» **Exercise brief**
Echo every line of the records, starting at the line that contains "pen-nib-outline-icon [118, 114, 184, 220]" and ending at the last line of the records, with both ends included. Leave the pictures out of your answer.

Annotated listings of elements

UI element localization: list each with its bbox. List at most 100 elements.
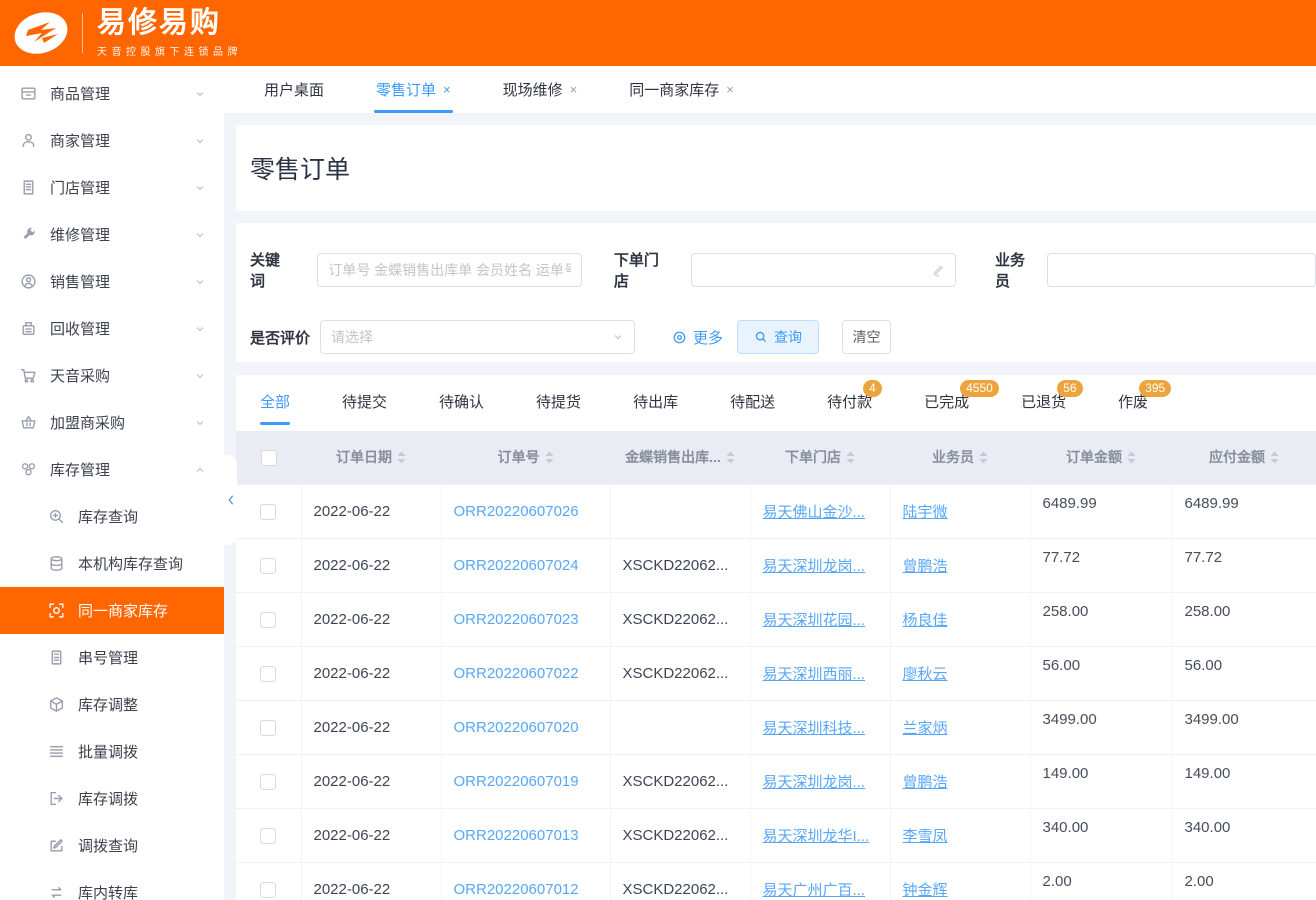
status-tab-voided[interactable]: 作废395 <box>1118 391 1148 425</box>
col-payable-amount[interactable]: 应付金额 <box>1172 431 1316 484</box>
close-icon[interactable]: × <box>443 82 451 97</box>
order-no-link[interactable]: ORR20220607020 <box>454 719 579 736</box>
status-tab-returned[interactable]: 已退货56 <box>1021 391 1066 425</box>
sidebar-item-recycle-mgmt[interactable]: 回收管理 <box>0 305 224 352</box>
col-order-no[interactable]: 订单号 <box>441 431 610 484</box>
salesperson-link[interactable]: 钟金辉 <box>903 882 948 899</box>
row-checkbox[interactable] <box>260 558 276 574</box>
salesperson-link[interactable]: 曾鹏浩 <box>903 558 948 575</box>
cell-order-amount: 2.00 <box>1030 862 1172 900</box>
sidebar-item-stock-transfer[interactable]: 库存调拨 <box>0 775 224 822</box>
salesperson-link[interactable]: 李雪凤 <box>903 828 948 845</box>
status-tab-all[interactable]: 全部 <box>260 391 290 425</box>
salesperson-input[interactable] <box>1058 262 1305 278</box>
sidebar-item-repair-mgmt[interactable]: 维修管理 <box>0 211 224 258</box>
sidebar-item-stock-query[interactable]: 库存查询 <box>0 493 224 540</box>
store-input[interactable] <box>702 262 931 278</box>
status-tab-pending-pickup[interactable]: 待提货 <box>536 391 581 425</box>
rating-select[interactable]: 请选择 <box>320 320 635 354</box>
status-tab-pending-payment[interactable]: 待付款4 <box>827 391 872 425</box>
cell-order-amount: 258.00 <box>1030 592 1172 646</box>
more-filters-link[interactable]: 更多 <box>672 327 723 348</box>
order-no-link[interactable]: ORR20220607012 <box>454 881 579 898</box>
col-kingdee-outbound[interactable]: 金蝶销售出库... <box>610 431 750 484</box>
sidebar-item-batch-transfer[interactable]: 批量调拨 <box>0 728 224 775</box>
wrench-icon <box>20 226 37 243</box>
sort-icon[interactable] <box>726 451 735 464</box>
status-tab-pending-outbound[interactable]: 待出库 <box>633 391 678 425</box>
sort-icon[interactable] <box>545 451 554 464</box>
order-no-link[interactable]: ORR20220607024 <box>454 557 579 574</box>
sort-icon[interactable] <box>397 451 406 464</box>
sidebar-item-sales-mgmt[interactable]: 销售管理 <box>0 258 224 305</box>
window-tab-onsite-repair[interactable]: 现场维修 × <box>503 66 578 113</box>
select-all-checkbox[interactable] <box>261 450 277 466</box>
order-no-link[interactable]: ORR20220607026 <box>454 503 579 520</box>
close-icon[interactable]: × <box>726 82 734 97</box>
col-salesperson[interactable]: 业务员 <box>890 431 1030 484</box>
store-link[interactable]: 易天广州广百... <box>763 882 866 899</box>
store-link[interactable]: 易天深圳科技... <box>763 720 866 737</box>
salesperson-link[interactable]: 兰家炳 <box>903 720 948 737</box>
sort-icon[interactable] <box>1270 451 1279 464</box>
order-no-link[interactable]: ORR20220607013 <box>454 827 579 844</box>
sort-icon[interactable] <box>1127 451 1136 464</box>
store-link[interactable]: 易天深圳龙岗... <box>763 774 866 791</box>
sidebar-item-same-merchant-stock[interactable]: 同一商家库存 <box>0 587 224 634</box>
col-label: 下单门店 <box>785 447 841 467</box>
close-icon[interactable]: × <box>570 82 578 97</box>
row-checkbox[interactable] <box>260 828 276 844</box>
orders-table: 订单日期 订单号 金蝶销售出库... 下单门店 业务员 订单金额 应付金额 2 <box>236 431 1316 900</box>
sidebar-item-store-mgmt[interactable]: 门店管理 <box>0 164 224 211</box>
row-checkbox[interactable] <box>260 504 276 520</box>
row-checkbox[interactable] <box>260 882 276 898</box>
row-checkbox[interactable] <box>260 666 276 682</box>
row-checkbox[interactable] <box>260 612 276 628</box>
recycle-device-icon <box>20 320 37 337</box>
sidebar-item-org-stock-query[interactable]: 本机构库存查询 <box>0 540 224 587</box>
order-no-link[interactable]: ORR20220607022 <box>454 665 579 682</box>
status-tab-completed[interactable]: 已完成4550 <box>924 391 969 425</box>
status-tab-pending-submit[interactable]: 待提交 <box>342 391 387 425</box>
cell-order-date: 2022-06-22 <box>301 646 441 700</box>
salesperson-link[interactable]: 廖秋云 <box>903 666 948 683</box>
status-tab-label: 待出库 <box>633 394 678 411</box>
sidebar-collapse-handle[interactable] <box>224 455 237 545</box>
sidebar-item-franchise-purchase[interactable]: 加盟商采购 <box>0 399 224 446</box>
window-tab-same-merchant-stock[interactable]: 同一商家库存 × <box>629 66 734 113</box>
status-tab-pending-delivery[interactable]: 待配送 <box>730 391 775 425</box>
window-tab-retail-orders[interactable]: 零售订单 × <box>376 66 451 113</box>
sort-icon[interactable] <box>979 451 988 464</box>
search-button[interactable]: 查询 <box>737 320 819 354</box>
store-link[interactable]: 易天深圳西丽... <box>763 666 866 683</box>
store-link[interactable]: 易天深圳龙华I... <box>763 828 870 845</box>
row-checkbox[interactable] <box>260 720 276 736</box>
order-no-link[interactable]: ORR20220607023 <box>454 611 579 628</box>
sidebar-item-stock-adjust[interactable]: 库存调整 <box>0 681 224 728</box>
sidebar-item-internal-transfer[interactable]: 库内转库 <box>0 869 224 900</box>
salesperson-link[interactable]: 杨良佳 <box>903 612 948 629</box>
salesperson-link[interactable]: 陆宇微 <box>903 504 948 521</box>
sidebar-item-tianyin-purchase[interactable]: 天音采购 <box>0 352 224 399</box>
sidebar-item-product-mgmt[interactable]: 商品管理 <box>0 70 224 117</box>
store-link[interactable]: 易天佛山金沙... <box>763 504 866 521</box>
row-checkbox[interactable] <box>260 774 276 790</box>
col-order-amount[interactable]: 订单金额 <box>1030 431 1172 484</box>
col-order-date[interactable]: 订单日期 <box>301 431 441 484</box>
sidebar-item-transfer-query[interactable]: 调拨查询 <box>0 822 224 869</box>
status-tab-pending-confirm[interactable]: 待确认 <box>439 391 484 425</box>
keyword-input[interactable] <box>328 262 571 278</box>
sidebar-item-merchant-mgmt[interactable]: 商家管理 <box>0 117 224 164</box>
clear-button[interactable]: 清空 <box>842 320 891 354</box>
order-no-link[interactable]: ORR20220607019 <box>454 773 579 790</box>
sidebar-item-inventory-mgmt[interactable]: 库存管理 <box>0 446 224 493</box>
store-link[interactable]: 易天深圳龙岗... <box>763 558 866 575</box>
sort-icon[interactable] <box>846 451 855 464</box>
store-link[interactable]: 易天深圳花园... <box>763 612 866 629</box>
salesperson-link[interactable]: 曾鹏浩 <box>903 774 948 791</box>
sidebar-item-serial-mgmt[interactable]: 串号管理 <box>0 634 224 681</box>
chevron-down-icon <box>194 417 206 429</box>
status-tab-label: 待提交 <box>342 394 387 411</box>
window-tab-user-desktop[interactable]: 用户桌面 <box>264 66 324 113</box>
col-store[interactable]: 下单门店 <box>750 431 890 484</box>
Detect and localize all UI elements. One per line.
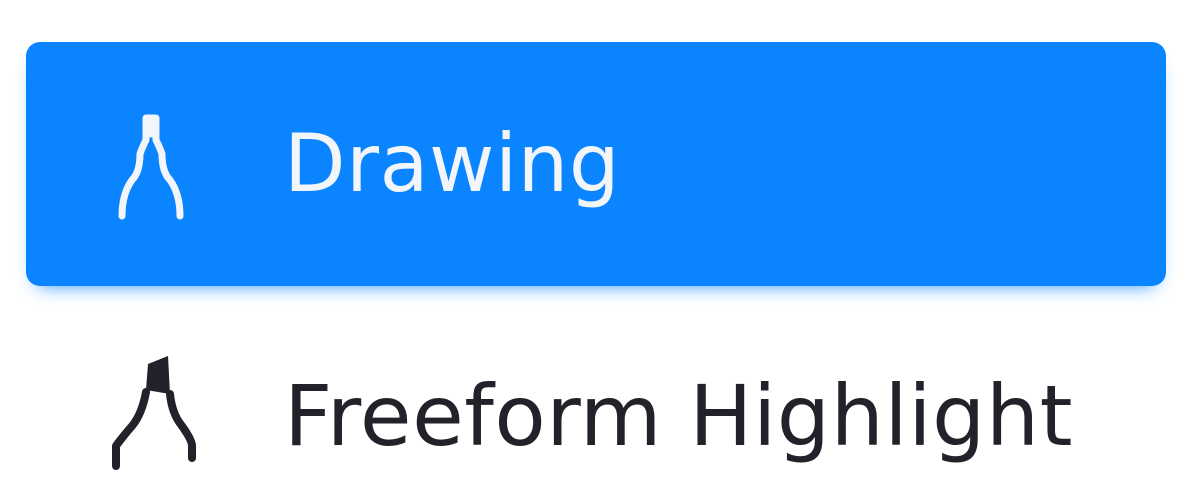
pen-nib-outline-icon [118, 114, 184, 220]
menu-item-drawing[interactable]: Drawing [26, 42, 1166, 286]
menu-item-label: Freeform Highlight [284, 367, 1074, 465]
highlighter-icon [112, 356, 196, 470]
menu-item-label: Drawing [284, 117, 621, 210]
tool-menu: Drawing Freeform Highlight [0, 0, 1184, 504]
menu-item-freeform-highlight[interactable]: Freeform Highlight [26, 330, 1166, 490]
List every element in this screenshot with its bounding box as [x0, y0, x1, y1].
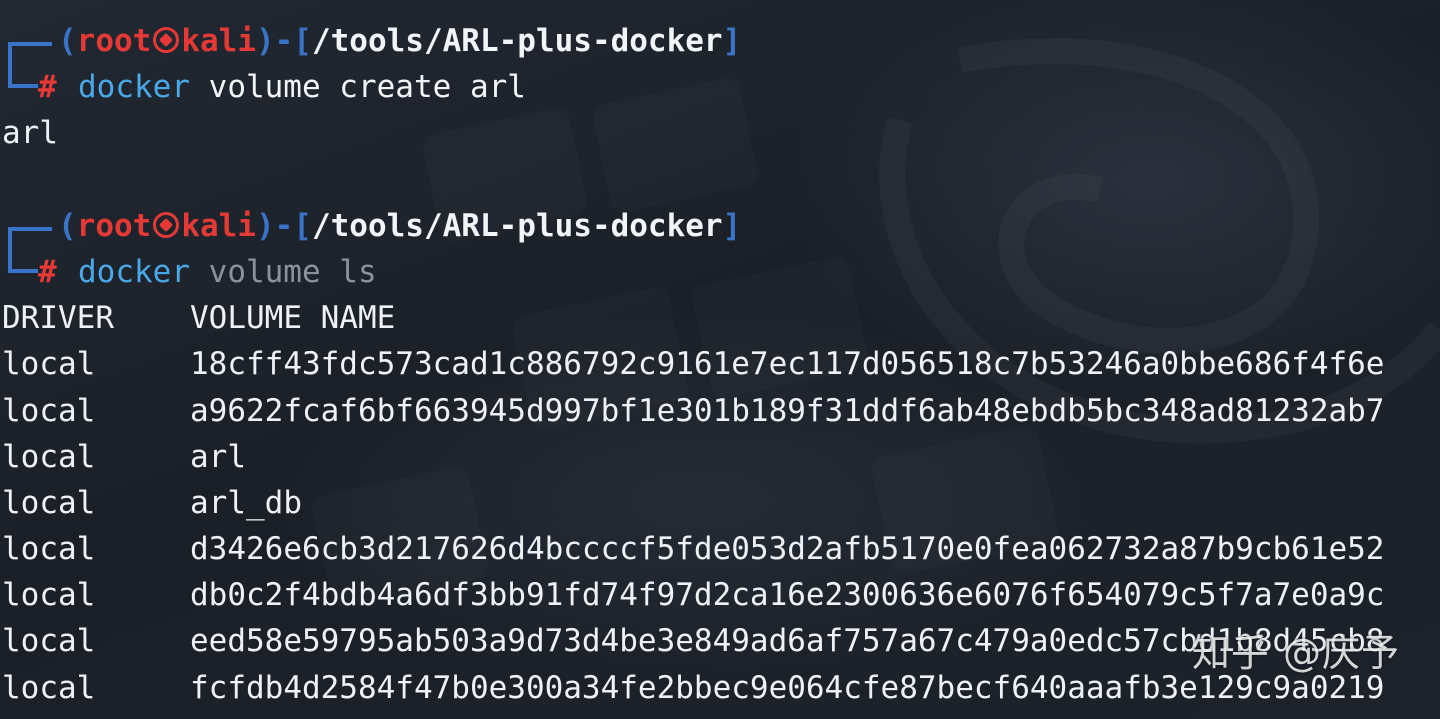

» **Answer below**
pen-nib-outline-icon [118, 114, 184, 220]
menu-item-drawing[interactable]: Drawing [26, 42, 1166, 286]
menu-item-label: Freeform Highlight [284, 367, 1074, 465]
highlighter-icon [112, 356, 196, 470]
menu-item-label: Drawing [284, 117, 621, 210]
tool-menu: Drawing Freeform Highlight [0, 0, 1184, 504]
menu-item-freeform-highlight[interactable]: Freeform Highlight [26, 330, 1166, 490]
List every element in this screenshot with its bounding box as [x0, y0, x1, y1].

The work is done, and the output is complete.